* Task
Exclude the pictures, then repeat the remaining data exactly.

* Provided data
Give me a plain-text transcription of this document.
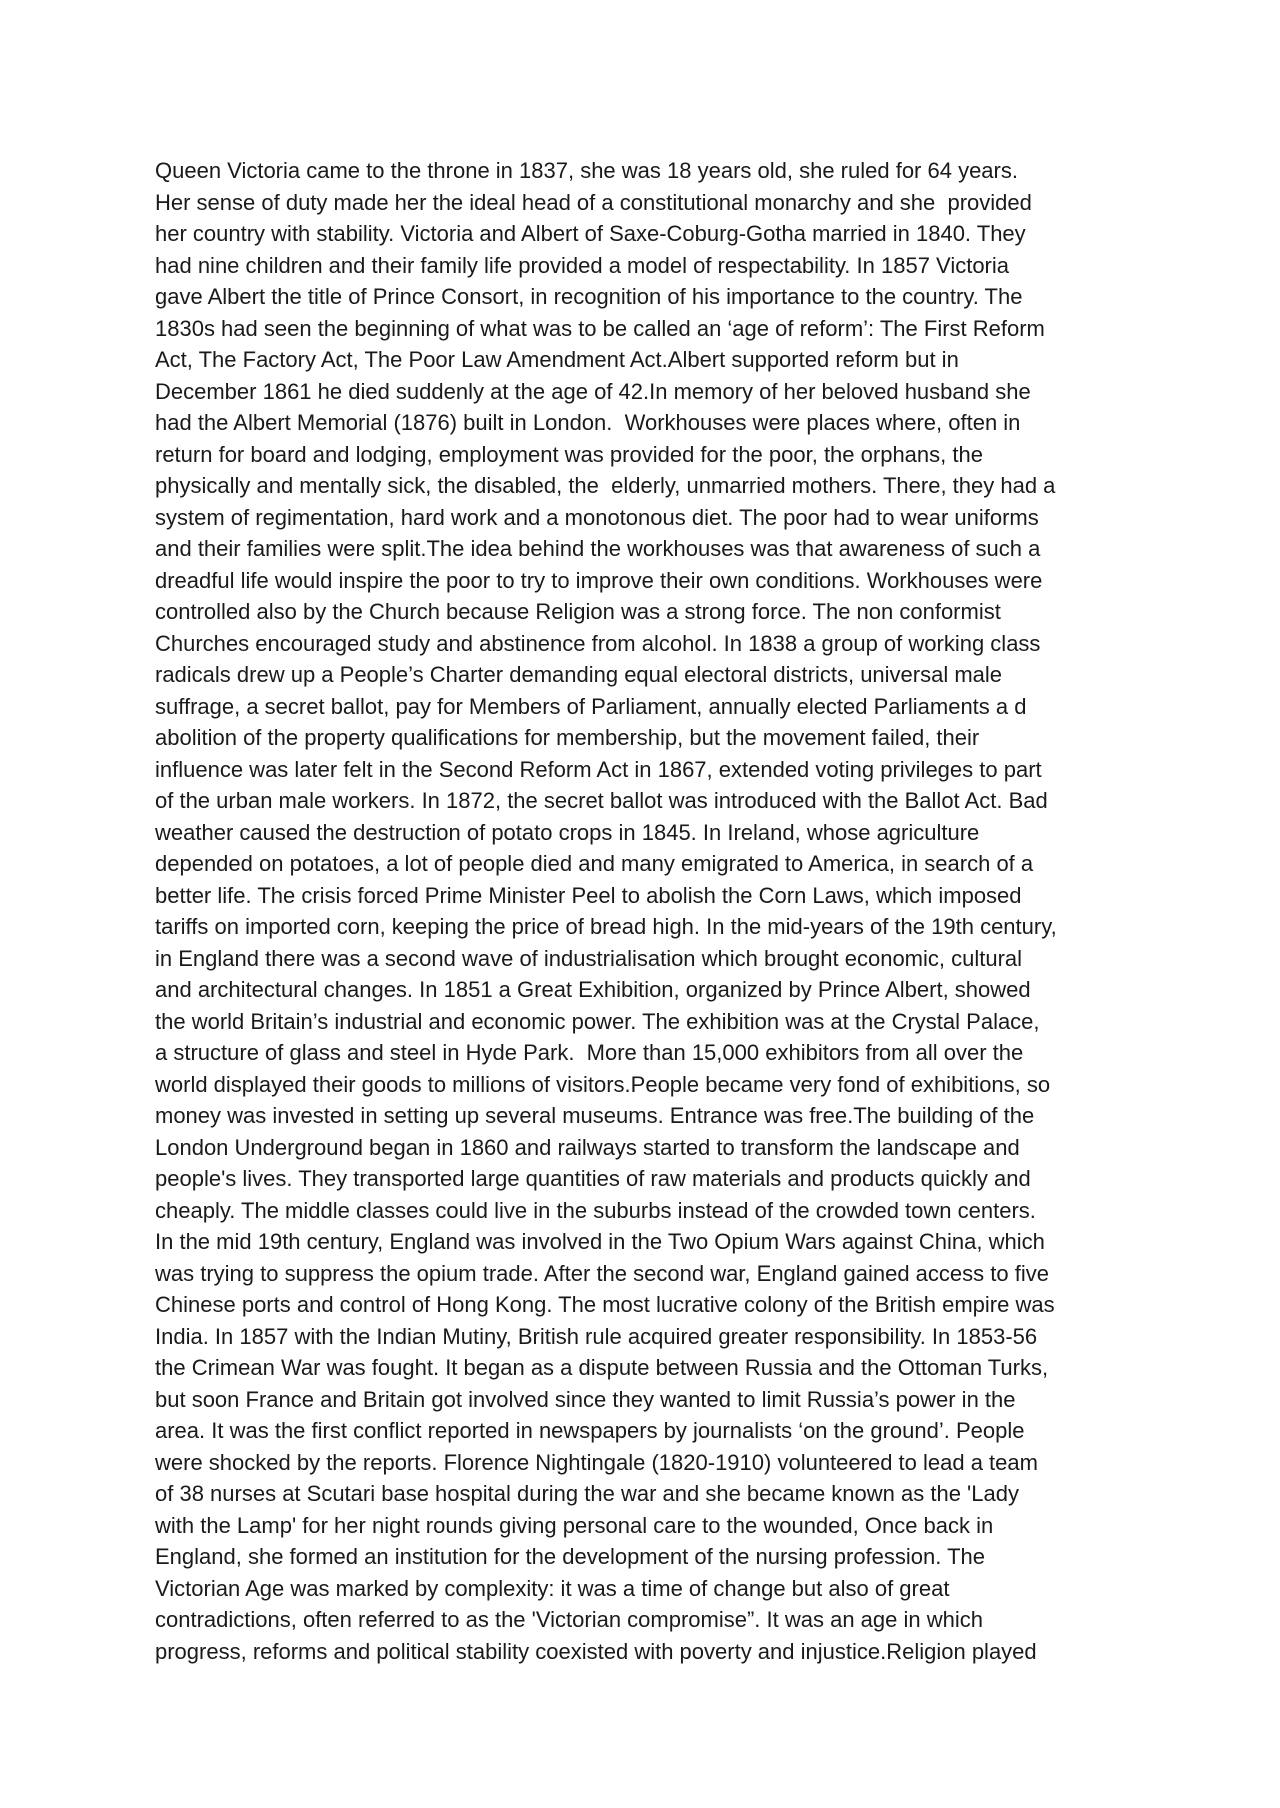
Queen Victoria came to the throne in 1837, she was 18 years old, she ruled for 64 years.
Her sense of duty made her the ideal head of a constitutional monarchy and she  provided
her country with stability. Victoria and Albert of Saxe-Coburg-Gotha married in 1840. They
had nine children and their family life provided a model of respectability. In 1857 Victoria
gave Albert the title of Prince Consort, in recognition of his importance to the country. The
1830s had seen the beginning of what was to be called an ‘age of reform’: The First Reform
Act, The Factory Act, The Poor Law Amendment Act.Albert supported reform but in
December 1861 he died suddenly at the age of 42.In memory of her beloved husband she
had the Albert Memorial (1876) built in London.  Workhouses were places where, often in
return for board and lodging, employment was provided for the poor, the orphans, the
physically and mentally sick, the disabled, the  elderly, unmarried mothers. There, they had a
system of regimentation, hard work and a monotonous diet. The poor had to wear uniforms
and their families were split.The idea behind the workhouses was that awareness of such a
dreadful life would inspire the poor to try to improve their own conditions. Workhouses were
controlled also by the Church because Religion was a strong force. The non conformist
Churches encouraged study and abstinence from alcohol. In 1838 a group of working class
radicals drew up a People’s Charter demanding equal electoral districts, universal male
suffrage, a secret ballot, pay for Members of Parliament, annually elected Parliaments a d
abolition of the property qualifications for membership, but the movement failed, their
influence was later felt in the Second Reform Act in 1867, extended voting privileges to part
of the urban male workers. In 1872, the secret ballot was introduced with the Ballot Act. Bad
weather caused the destruction of potato crops in 1845. In Ireland, whose agriculture
depended on potatoes, a lot of people died and many emigrated to America, in search of a
better life. The crisis forced Prime Minister Peel to abolish the Corn Laws, which imposed
tariffs on imported corn, keeping the price of bread high. In the mid-years of the 19th century,
in England there was a second wave of industrialisation which brought economic, cultural
and architectural changes. In 1851 a Great Exhibition, organized by Prince Albert, showed
the world Britain’s industrial and economic power. The exhibition was at the Crystal Palace,
a structure of glass and steel in Hyde Park.  More than 15,000 exhibitors from all over the
world displayed their goods to millions of visitors.People became very fond of exhibitions, so
money was invested in setting up several museums. Entrance was free.The building of the
London Underground began in 1860 and railways started to transform the landscape and
people's lives. They transported large quantities of raw materials and products quickly and
cheaply. The middle classes could live in the suburbs instead of the crowded town centers.
In the mid 19th century, England was involved in the Two Opium Wars against China, which
was trying to suppress the opium trade. After the second war, England gained access to five
Chinese ports and control of Hong Kong. The most lucrative colony of the British empire was
India. In 1857 with the Indian Mutiny, British rule acquired greater responsibility. In 1853-56
the Crimean War was fought. It began as a dispute between Russia and the Ottoman Turks,
but soon France and Britain got involved since they wanted to limit Russia’s power in the
area. It was the first conflict reported in newspapers by journalists ‘on the ground’. People
were shocked by the reports. Florence Nightingale (1820-1910) volunteered to lead a team
of 38 nurses at Scutari base hospital during the war and she became known as the 'Lady
with the Lamp' for her night rounds giving personal care to the wounded, Once back in
England, she formed an institution for the development of the nursing profession. The
Victorian Age was marked by complexity: it was a time of change but also of great
contradictions, often referred to as the 'Victorian compromise”. It was an age in which
progress, reforms and political stability coexisted with poverty and injustice.Religion played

* Result of this task
Give me a plain-text transcription of this document.
Queen Victoria came to the throne in 1837, she was 18 years old, she ruled for 64 years.
Her sense of duty made her the ideal head of a constitutional monarchy and she  provided
her country with stability. Victoria and Albert of Saxe-Coburg-Gotha married in 1840. They
had nine children and their family life provided a model of respectability. In 1857 Victoria
gave Albert the title of Prince Consort, in recognition of his importance to the country. The
1830s had seen the beginning of what was to be called an ‘age of reform’: The First Reform
Act, The Factory Act, The Poor Law Amendment Act.Albert supported reform but in
December 1861 he died suddenly at the age of 42.In memory of her beloved husband she
had the Albert Memorial (1876) built in London.  Workhouses were places where, often in
return for board and lodging, employment was provided for the poor, the orphans, the
physically and mentally sick, the disabled, the  elderly, unmarried mothers. There, they had a
system of regimentation, hard work and a monotonous diet. The poor had to wear uniforms
and their families were split.The idea behind the workhouses was that awareness of such a
dreadful life would inspire the poor to try to improve their own conditions. Workhouses were
controlled also by the Church because Religion was a strong force. The non conformist
Churches encouraged study and abstinence from alcohol. In 1838 a group of working class
radicals drew up a People’s Charter demanding equal electoral districts, universal male
suffrage, a secret ballot, pay for Members of Parliament, annually elected Parliaments a d
abolition of the property qualifications for membership, but the movement failed, their
influence was later felt in the Second Reform Act in 1867, extended voting privileges to part
of the urban male workers. In 1872, the secret ballot was introduced with the Ballot Act. Bad
weather caused the destruction of potato crops in 1845. In Ireland, whose agriculture
depended on potatoes, a lot of people died and many emigrated to America, in search of a
better life. The crisis forced Prime Minister Peel to abolish the Corn Laws, which imposed
tariffs on imported corn, keeping the price of bread high. In the mid-years of the 19th century,
in England there was a second wave of industrialisation which brought economic, cultural
and architectural changes. In 1851 a Great Exhibition, organized by Prince Albert, showed
the world Britain’s industrial and economic power. The exhibition was at the Crystal Palace,
a structure of glass and steel in Hyde Park.  More than 15,000 exhibitors from all over the
world displayed their goods to millions of visitors.People became very fond of exhibitions, so
money was invested in setting up several museums. Entrance was free.The building of the
London Underground began in 1860 and railways started to transform the landscape and
people's lives. They transported large quantities of raw materials and products quickly and
cheaply. The middle classes could live in the suburbs instead of the crowded town centers.
In the mid 19th century, England was involved in the Two Opium Wars against China, which
was trying to suppress the opium trade. After the second war, England gained access to five
Chinese ports and control of Hong Kong. The most lucrative colony of the British empire was
India. In 1857 with the Indian Mutiny, British rule acquired greater responsibility. In 1853-56
the Crimean War was fought. It began as a dispute between Russia and the Ottoman Turks,
but soon France and Britain got involved since they wanted to limit Russia’s power in the
area. It was the first conflict reported in newspapers by journalists ‘on the ground’. People
were shocked by the reports. Florence Nightingale (1820-1910) volunteered to lead a team
of 38 nurses at Scutari base hospital during the war and she became known as the 'Lady
with the Lamp' for her night rounds giving personal care to the wounded, Once back in
England, she formed an institution for the development of the nursing profession. The
Victorian Age was marked by complexity: it was a time of change but also of great
contradictions, often referred to as the 'Victorian compromise”. It was an age in which
progress, reforms and political stability coexisted with poverty and injustice.Religion played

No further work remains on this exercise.